Problem to work on: Below are records; work out how many of their lines contain "Density" and give only that number.

───── Task material

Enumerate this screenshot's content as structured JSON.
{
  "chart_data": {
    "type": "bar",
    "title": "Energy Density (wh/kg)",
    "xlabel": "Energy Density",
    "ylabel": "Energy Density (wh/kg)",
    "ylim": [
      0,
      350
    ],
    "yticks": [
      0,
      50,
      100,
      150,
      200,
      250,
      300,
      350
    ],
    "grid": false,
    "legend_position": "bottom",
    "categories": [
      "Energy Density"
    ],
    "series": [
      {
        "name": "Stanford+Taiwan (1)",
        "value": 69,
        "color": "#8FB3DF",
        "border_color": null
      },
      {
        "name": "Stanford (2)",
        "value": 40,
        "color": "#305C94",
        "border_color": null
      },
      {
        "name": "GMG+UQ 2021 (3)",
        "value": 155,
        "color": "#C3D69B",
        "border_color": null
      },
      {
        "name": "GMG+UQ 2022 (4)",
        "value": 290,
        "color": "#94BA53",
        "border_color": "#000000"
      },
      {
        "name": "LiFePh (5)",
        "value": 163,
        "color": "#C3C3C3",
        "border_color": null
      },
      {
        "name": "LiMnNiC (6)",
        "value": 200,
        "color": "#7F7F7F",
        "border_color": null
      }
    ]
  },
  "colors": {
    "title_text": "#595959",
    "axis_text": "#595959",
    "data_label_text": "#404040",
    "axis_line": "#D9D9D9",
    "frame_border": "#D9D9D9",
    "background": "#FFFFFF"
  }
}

──────────

Solution for this exercise: 4